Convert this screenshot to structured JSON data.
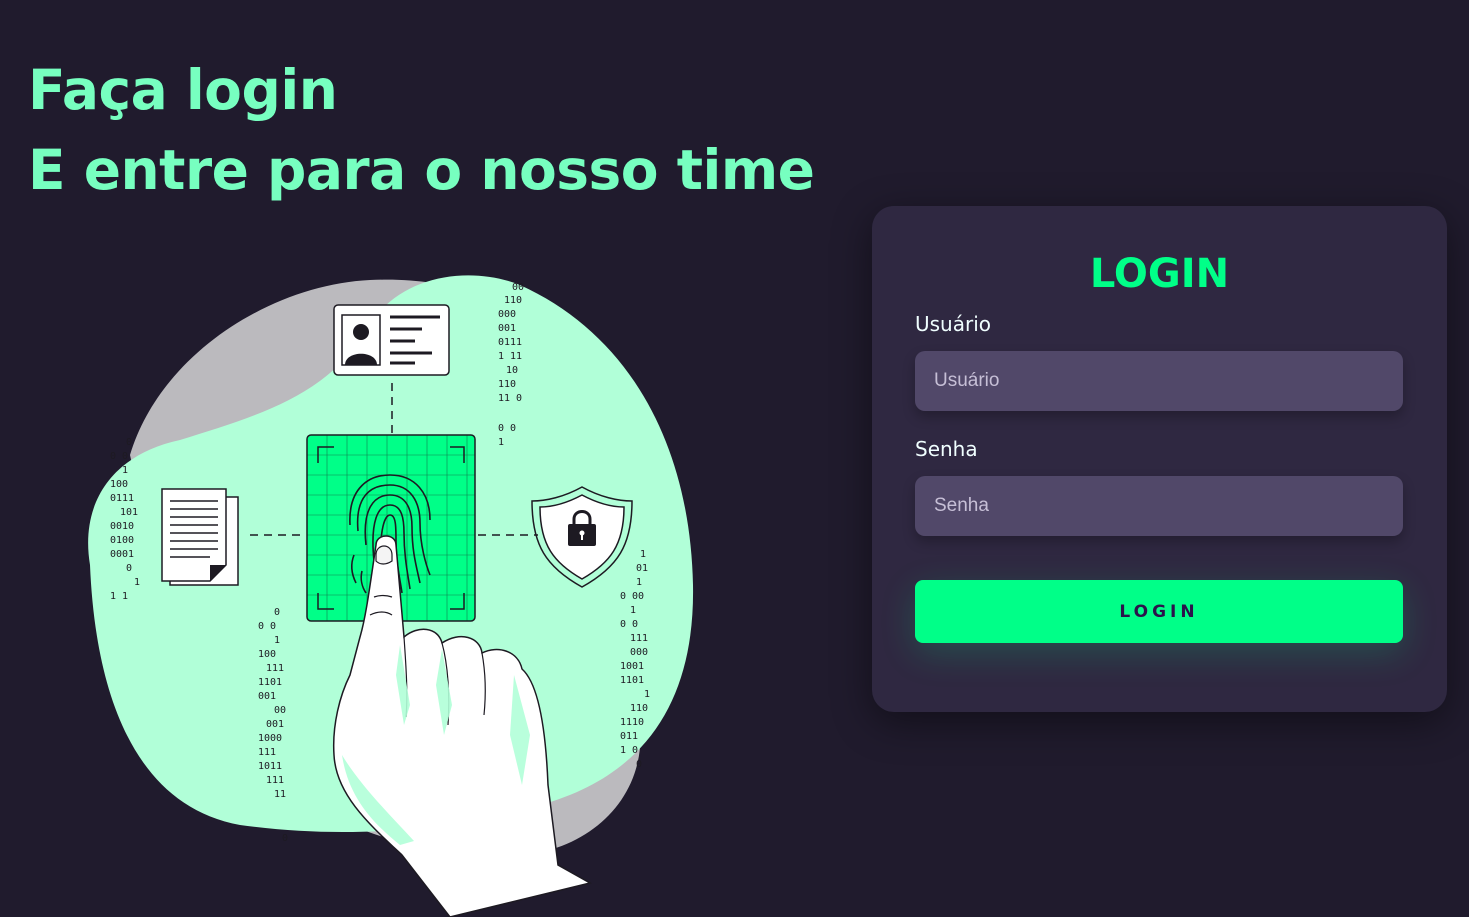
{
  "headline": {
    "line1": "Faça login",
    "line2": "E entre para o nosso time"
  },
  "illustration": {
    "icons": [
      "id-card-icon",
      "fingerprint-icon",
      "document-icon",
      "shield-lock-icon",
      "hand-icon"
    ],
    "colors": {
      "blob": "#b1ffd8",
      "blob_shadow": "#bbbabe",
      "scanner": "#00ff88",
      "outline": "#1d1a22"
    }
  },
  "login_card": {
    "title": "LOGIN",
    "username": {
      "label": "Usuário",
      "placeholder": "Usuário"
    },
    "password": {
      "label": "Senha",
      "placeholder": "Senha"
    },
    "submit_label": "LOGIN"
  },
  "colors": {
    "background": "#201b2d",
    "card": "#2f2841",
    "input": "#514869",
    "accent": "#00ff88",
    "headline": "#77ffc0"
  }
}
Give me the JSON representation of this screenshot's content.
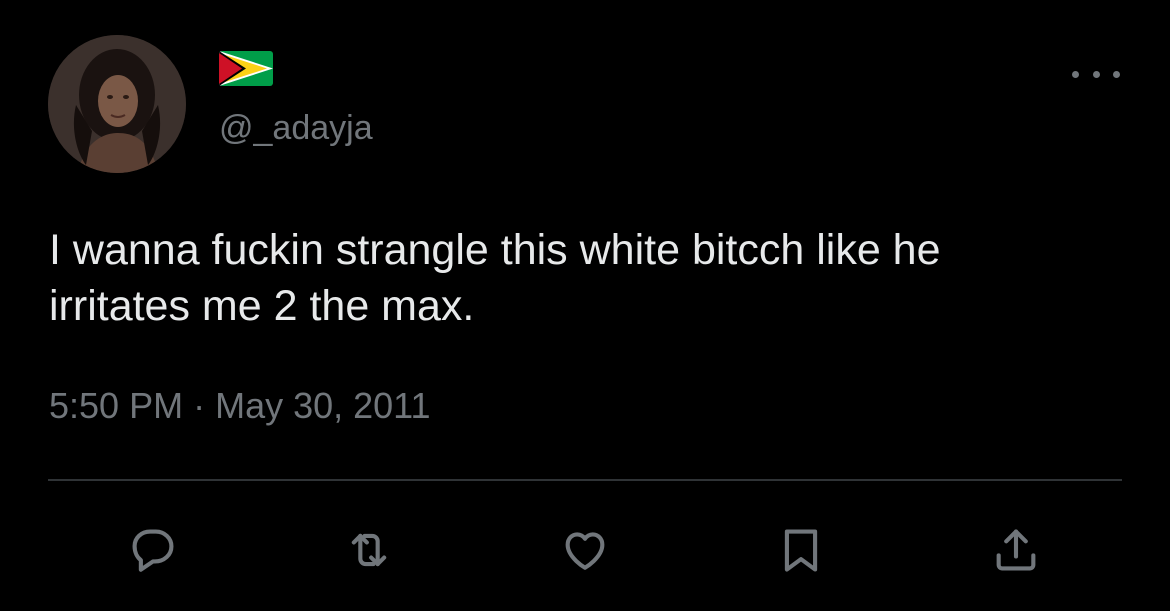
{
  "user": {
    "handle": "@_adayja",
    "flag": "guyana-flag"
  },
  "tweet": {
    "text": "I wanna fuckin strangle this white bitcch like he\nirritates me 2 the max.",
    "time": "5:50 PM",
    "separator": "·",
    "date": "May 30, 2011"
  },
  "icons": {
    "more": "more-horizontal-icon",
    "reply": "reply-icon",
    "retweet": "retweet-icon",
    "like": "heart-icon",
    "bookmark": "bookmark-icon",
    "share": "share-icon"
  },
  "colors": {
    "background": "#000000",
    "text": "#e7e9ea",
    "secondary": "#71767b",
    "divider": "#2f3336"
  }
}
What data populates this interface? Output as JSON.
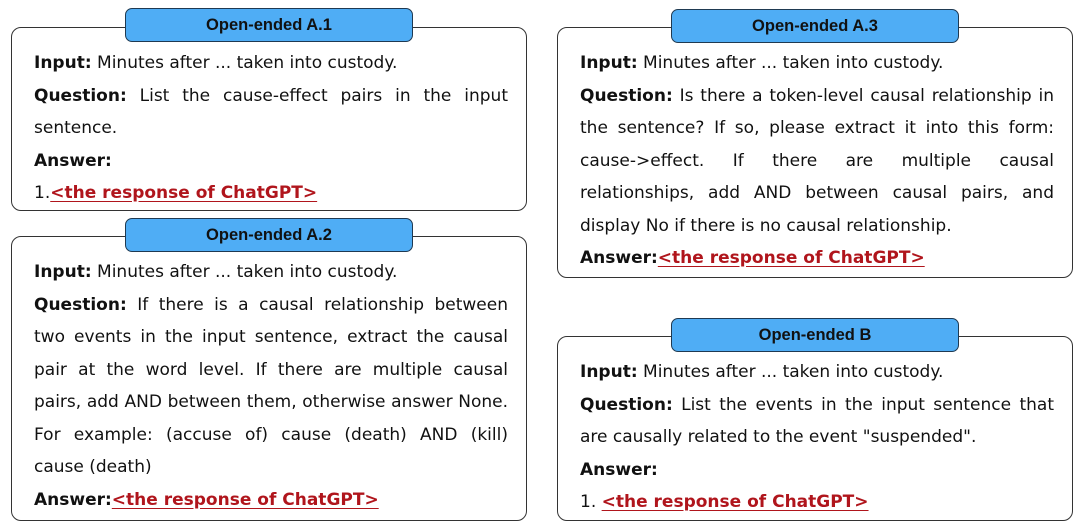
{
  "panels": [
    {
      "title": "Open-ended A.1",
      "input_label": "Input:",
      "input_text": " Minutes after ... taken into custody.",
      "question_label": "Question:",
      "question_text": " List the cause-effect pairs in the input sentence.",
      "answer_label": "Answer:",
      "answer_prefix": "1.",
      "response": "<the response of ChatGPT>"
    },
    {
      "title": "Open-ended A.2",
      "input_label": "Input:",
      "input_text": " Minutes after ... taken into custody.",
      "question_label": "Question:",
      "question_text": " If there is a causal relationship between two events in the input sentence, extract the causal pair at the word level. If there are multiple causal pairs, add AND between them, otherwise answer None. For example: (accuse of) cause (death) AND (kill) cause (death)",
      "answer_label": "Answer:",
      "answer_prefix": "",
      "response": "<the response of ChatGPT>"
    },
    {
      "title": "Open-ended A.3",
      "input_label": "Input:",
      "input_text": " Minutes after ... taken into custody.",
      "question_label": "Question:",
      "question_text": " Is there a token-level causal relationship in the sentence? If so, please extract it into this form: cause->effect. If there are multiple causal relationships, add AND between causal pairs, and display No if there is no causal relationship.",
      "answer_label": "Answer:",
      "answer_prefix": "",
      "response": "<the response of ChatGPT>"
    },
    {
      "title": "Open-ended B",
      "input_label": "Input:",
      "input_text": " Minutes after ... taken into custody.",
      "question_label": "Question:",
      "question_text": " List the events in the input sentence that are causally related to the event \"suspended\".",
      "answer_label": "Answer:",
      "answer_prefix": "1. ",
      "response": "<the response of ChatGPT>"
    }
  ],
  "colors": {
    "tag_fill": "#4fadf5",
    "response": "#b0151c"
  }
}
++++++++
- **Task details**: Make an exact copy of the records shown above, without the pictures.

- **Correct response**:
Convert this screenshot to structured JSON data.
{
  "headline": {
    "line1": "Faça login",
    "line2": "E entre para o nosso time"
  },
  "illustration": {
    "icons": [
      "id-card-icon",
      "fingerprint-icon",
      "document-icon",
      "shield-lock-icon",
      "hand-icon"
    ],
    "colors": {
      "blob": "#b1ffd8",
      "blob_shadow": "#bbbabe",
      "scanner": "#00ff88",
      "outline": "#1d1a22"
    }
  },
  "login_card": {
    "title": "LOGIN",
    "username": {
      "label": "Usuário",
      "placeholder": "Usuário"
    },
    "password": {
      "label": "Senha",
      "placeholder": "Senha"
    },
    "submit_label": "LOGIN"
  },
  "colors": {
    "background": "#201b2d",
    "card": "#2f2841",
    "input": "#514869",
    "accent": "#00ff88",
    "headline": "#77ffc0"
  }
}
Give me the JSON representation of this screenshot's content.
{
  "user": {
    "handle": "@_adayja",
    "flag": "guyana-flag"
  },
  "tweet": {
    "text": "I wanna fuckin strangle this white bitcch like he\nirritates me 2 the max.",
    "time": "5:50 PM",
    "separator": "·",
    "date": "May 30, 2011"
  },
  "icons": {
    "more": "more-horizontal-icon",
    "reply": "reply-icon",
    "retweet": "retweet-icon",
    "like": "heart-icon",
    "bookmark": "bookmark-icon",
    "share": "share-icon"
  },
  "colors": {
    "background": "#000000",
    "text": "#e7e9ea",
    "secondary": "#71767b",
    "divider": "#2f3336"
  }
}
What data populates this interface? Output as JSON.
{
  "panels": [
    {
      "title": "Open-ended A.1",
      "input_label": "Input:",
      "input_text": " Minutes after ... taken into custody.",
      "question_label": "Question:",
      "question_text": " List the cause-effect pairs in the input sentence.",
      "answer_label": "Answer:",
      "answer_prefix": "1.",
      "response": "<the response of ChatGPT>"
    },
    {
      "title": "Open-ended A.2",
      "input_label": "Input:",
      "input_text": " Minutes after ... taken into custody.",
      "question_label": "Question:",
      "question_text": " If there is a causal relationship between two events in the input sentence, extract the causal pair at the word level. If there are multiple causal pairs, add AND between them, otherwise answer None. For example: (accuse of) cause (death) AND (kill) cause (death)",
      "answer_label": "Answer:",
      "answer_prefix": "",
      "response": "<the response of ChatGPT>"
    },
    {
      "title": "Open-ended A.3",
      "input_label": "Input:",
      "input_text": " Minutes after ... taken into custody.",
      "question_label": "Question:",
      "question_text": " Is there a token-level causal relationship in the sentence? If so, please extract it into this form: cause->effect. If there are multiple causal relationships, add AND between causal pairs, and display No if there is no causal relationship.",
      "answer_label": "Answer:",
      "answer_prefix": "",
      "response": "<the response of ChatGPT>"
    },
    {
      "title": "Open-ended B",
      "input_label": "Input:",
      "input_text": " Minutes after ... taken into custody.",
      "question_label": "Question:",
      "question_text": " List the events in the input sentence that are causally related to the event \"suspended\".",
      "answer_label": "Answer:",
      "answer_prefix": "1. ",
      "response": "<the response of ChatGPT>"
    }
  ],
  "colors": {
    "tag_fill": "#4fadf5",
    "response": "#b0151c"
  }
}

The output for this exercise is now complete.